> [EXERCISE DETAILS]
Pull out every line of the listing below that contains the string "elements", matching case exactly.

**** SUPPLIED RECORDS ****

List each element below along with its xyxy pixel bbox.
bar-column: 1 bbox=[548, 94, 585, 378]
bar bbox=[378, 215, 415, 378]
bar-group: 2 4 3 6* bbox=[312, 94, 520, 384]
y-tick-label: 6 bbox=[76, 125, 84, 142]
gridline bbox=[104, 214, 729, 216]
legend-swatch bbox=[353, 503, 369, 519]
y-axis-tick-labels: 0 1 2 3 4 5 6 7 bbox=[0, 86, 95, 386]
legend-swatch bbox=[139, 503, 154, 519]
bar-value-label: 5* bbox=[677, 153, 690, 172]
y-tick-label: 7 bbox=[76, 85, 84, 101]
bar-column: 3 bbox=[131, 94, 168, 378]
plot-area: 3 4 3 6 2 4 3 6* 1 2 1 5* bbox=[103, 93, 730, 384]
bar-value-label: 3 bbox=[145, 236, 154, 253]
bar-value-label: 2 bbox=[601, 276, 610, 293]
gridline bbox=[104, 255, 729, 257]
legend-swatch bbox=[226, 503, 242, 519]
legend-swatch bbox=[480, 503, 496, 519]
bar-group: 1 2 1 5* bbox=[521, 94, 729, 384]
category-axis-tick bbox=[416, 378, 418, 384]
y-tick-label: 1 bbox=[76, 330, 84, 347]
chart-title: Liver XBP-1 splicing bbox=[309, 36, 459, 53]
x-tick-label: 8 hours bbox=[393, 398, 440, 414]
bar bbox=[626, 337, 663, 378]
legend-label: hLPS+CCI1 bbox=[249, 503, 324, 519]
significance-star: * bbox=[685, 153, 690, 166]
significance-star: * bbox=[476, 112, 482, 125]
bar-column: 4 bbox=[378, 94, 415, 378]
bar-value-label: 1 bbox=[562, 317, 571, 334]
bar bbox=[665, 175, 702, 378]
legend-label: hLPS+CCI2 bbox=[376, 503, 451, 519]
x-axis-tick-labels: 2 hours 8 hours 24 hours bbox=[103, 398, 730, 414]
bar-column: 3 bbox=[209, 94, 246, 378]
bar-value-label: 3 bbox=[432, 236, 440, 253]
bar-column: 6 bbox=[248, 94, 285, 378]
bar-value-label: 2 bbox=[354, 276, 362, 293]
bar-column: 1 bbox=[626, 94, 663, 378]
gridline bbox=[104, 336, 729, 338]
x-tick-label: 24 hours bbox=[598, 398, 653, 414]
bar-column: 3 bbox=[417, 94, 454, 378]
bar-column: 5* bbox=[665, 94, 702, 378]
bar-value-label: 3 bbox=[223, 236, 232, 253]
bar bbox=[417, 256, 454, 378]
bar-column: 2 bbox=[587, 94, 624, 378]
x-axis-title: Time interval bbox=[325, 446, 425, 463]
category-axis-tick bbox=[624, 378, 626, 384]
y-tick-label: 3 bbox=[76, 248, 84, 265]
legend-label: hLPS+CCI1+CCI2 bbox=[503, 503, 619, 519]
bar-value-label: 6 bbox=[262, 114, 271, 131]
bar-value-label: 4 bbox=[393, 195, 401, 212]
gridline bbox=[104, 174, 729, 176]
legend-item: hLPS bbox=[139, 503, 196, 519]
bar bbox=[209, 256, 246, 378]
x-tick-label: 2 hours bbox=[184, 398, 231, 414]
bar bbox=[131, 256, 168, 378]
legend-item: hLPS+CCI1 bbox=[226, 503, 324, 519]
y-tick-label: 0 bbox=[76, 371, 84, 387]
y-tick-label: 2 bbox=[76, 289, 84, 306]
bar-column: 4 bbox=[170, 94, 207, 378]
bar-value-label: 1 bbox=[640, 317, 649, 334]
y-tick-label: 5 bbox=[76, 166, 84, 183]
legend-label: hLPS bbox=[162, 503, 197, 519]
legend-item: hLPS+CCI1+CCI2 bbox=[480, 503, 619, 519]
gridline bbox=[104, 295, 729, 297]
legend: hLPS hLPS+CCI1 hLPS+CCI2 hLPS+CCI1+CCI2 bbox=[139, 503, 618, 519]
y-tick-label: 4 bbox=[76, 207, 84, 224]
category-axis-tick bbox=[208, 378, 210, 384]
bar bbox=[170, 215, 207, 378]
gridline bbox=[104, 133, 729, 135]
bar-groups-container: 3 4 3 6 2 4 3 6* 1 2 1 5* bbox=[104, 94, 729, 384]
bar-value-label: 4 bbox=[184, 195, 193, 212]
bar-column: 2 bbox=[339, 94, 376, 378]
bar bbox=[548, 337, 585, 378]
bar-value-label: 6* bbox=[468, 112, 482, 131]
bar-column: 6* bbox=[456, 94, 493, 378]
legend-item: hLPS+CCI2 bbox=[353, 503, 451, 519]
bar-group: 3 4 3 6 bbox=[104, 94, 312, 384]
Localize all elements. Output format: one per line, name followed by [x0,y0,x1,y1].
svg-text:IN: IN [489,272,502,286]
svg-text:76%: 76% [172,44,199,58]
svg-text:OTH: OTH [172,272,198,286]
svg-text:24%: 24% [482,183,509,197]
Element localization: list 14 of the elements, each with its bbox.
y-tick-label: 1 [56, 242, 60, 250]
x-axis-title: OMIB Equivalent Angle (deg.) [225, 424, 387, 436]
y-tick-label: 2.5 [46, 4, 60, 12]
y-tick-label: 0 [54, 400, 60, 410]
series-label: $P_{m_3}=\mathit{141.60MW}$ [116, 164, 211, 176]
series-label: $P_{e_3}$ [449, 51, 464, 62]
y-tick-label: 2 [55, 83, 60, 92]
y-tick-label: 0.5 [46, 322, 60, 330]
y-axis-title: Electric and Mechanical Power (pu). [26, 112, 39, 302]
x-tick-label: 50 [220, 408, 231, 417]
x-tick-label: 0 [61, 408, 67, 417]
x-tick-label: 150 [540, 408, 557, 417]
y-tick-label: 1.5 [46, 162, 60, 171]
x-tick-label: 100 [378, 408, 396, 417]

****

> [ANSWER IN FULL]
Localize all elements. Output format: one per line, name followed by [x0,y0,x1,y1].
Element localization: list 14 of the elements, each with its bbox.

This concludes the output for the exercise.